▶ STATED EXERCISE:
Examine the material below. Gather every line in which the string "негосударственного" appears.

- - - - - - -

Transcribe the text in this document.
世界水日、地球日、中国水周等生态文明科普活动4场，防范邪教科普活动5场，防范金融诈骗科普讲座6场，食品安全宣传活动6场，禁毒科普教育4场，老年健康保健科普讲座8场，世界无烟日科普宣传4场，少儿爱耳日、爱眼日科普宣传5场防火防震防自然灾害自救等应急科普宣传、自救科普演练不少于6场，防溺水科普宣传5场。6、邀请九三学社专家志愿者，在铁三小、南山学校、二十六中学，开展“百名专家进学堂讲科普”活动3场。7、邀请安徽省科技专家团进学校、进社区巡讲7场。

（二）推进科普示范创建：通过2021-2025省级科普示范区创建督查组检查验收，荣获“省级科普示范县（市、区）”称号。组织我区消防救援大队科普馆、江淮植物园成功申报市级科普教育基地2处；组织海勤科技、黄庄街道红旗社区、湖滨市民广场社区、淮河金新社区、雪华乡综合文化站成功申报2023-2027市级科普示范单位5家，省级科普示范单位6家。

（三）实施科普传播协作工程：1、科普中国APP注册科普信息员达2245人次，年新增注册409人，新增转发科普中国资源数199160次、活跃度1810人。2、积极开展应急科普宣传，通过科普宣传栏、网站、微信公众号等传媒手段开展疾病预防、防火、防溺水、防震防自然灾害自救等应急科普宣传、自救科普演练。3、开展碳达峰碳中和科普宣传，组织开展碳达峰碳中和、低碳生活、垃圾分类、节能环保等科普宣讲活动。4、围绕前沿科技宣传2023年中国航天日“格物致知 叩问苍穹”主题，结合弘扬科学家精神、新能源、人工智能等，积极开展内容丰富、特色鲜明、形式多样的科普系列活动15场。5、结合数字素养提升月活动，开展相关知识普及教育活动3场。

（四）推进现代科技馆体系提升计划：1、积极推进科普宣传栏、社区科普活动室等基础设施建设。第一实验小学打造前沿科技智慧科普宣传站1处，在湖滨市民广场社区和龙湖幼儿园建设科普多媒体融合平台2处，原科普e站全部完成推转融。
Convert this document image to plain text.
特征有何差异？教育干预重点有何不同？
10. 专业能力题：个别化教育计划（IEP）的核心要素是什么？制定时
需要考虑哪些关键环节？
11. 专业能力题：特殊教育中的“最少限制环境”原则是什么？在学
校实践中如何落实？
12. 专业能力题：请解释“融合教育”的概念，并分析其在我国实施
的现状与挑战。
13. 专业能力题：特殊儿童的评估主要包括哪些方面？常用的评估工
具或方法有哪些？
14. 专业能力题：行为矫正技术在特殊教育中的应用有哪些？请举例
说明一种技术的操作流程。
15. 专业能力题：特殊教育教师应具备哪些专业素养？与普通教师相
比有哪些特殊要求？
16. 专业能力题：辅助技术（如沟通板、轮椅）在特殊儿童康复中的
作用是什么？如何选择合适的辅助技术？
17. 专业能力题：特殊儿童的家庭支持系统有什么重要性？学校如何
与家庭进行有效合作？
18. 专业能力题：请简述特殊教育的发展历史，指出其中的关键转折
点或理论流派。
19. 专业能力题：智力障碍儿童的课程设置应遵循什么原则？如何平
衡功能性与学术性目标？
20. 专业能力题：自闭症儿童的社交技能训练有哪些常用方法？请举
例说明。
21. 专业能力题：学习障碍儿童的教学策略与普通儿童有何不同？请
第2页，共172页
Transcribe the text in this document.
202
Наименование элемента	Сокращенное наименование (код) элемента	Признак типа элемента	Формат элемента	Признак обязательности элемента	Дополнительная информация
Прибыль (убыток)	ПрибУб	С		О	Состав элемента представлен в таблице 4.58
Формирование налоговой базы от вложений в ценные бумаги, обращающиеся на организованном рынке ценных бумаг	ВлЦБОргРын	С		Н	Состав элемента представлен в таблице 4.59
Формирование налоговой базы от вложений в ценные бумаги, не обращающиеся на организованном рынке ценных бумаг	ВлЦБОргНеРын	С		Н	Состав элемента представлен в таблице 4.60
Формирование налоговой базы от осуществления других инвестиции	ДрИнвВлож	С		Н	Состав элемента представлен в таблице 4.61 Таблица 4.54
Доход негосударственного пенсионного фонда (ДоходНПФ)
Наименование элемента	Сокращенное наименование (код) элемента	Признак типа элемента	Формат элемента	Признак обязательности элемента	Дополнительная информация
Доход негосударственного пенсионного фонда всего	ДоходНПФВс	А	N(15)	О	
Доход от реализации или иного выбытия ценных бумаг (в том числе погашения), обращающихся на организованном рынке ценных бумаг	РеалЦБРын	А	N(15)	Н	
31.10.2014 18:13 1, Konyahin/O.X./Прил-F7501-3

- - - - - - -

▶ FINAL RESULT:
Доход негосударственного пенсионного фонда (ДоходНПФ)
Доход негосударственного пенсионного фонда всего	ДоходНПФВс	А	N(15)	О	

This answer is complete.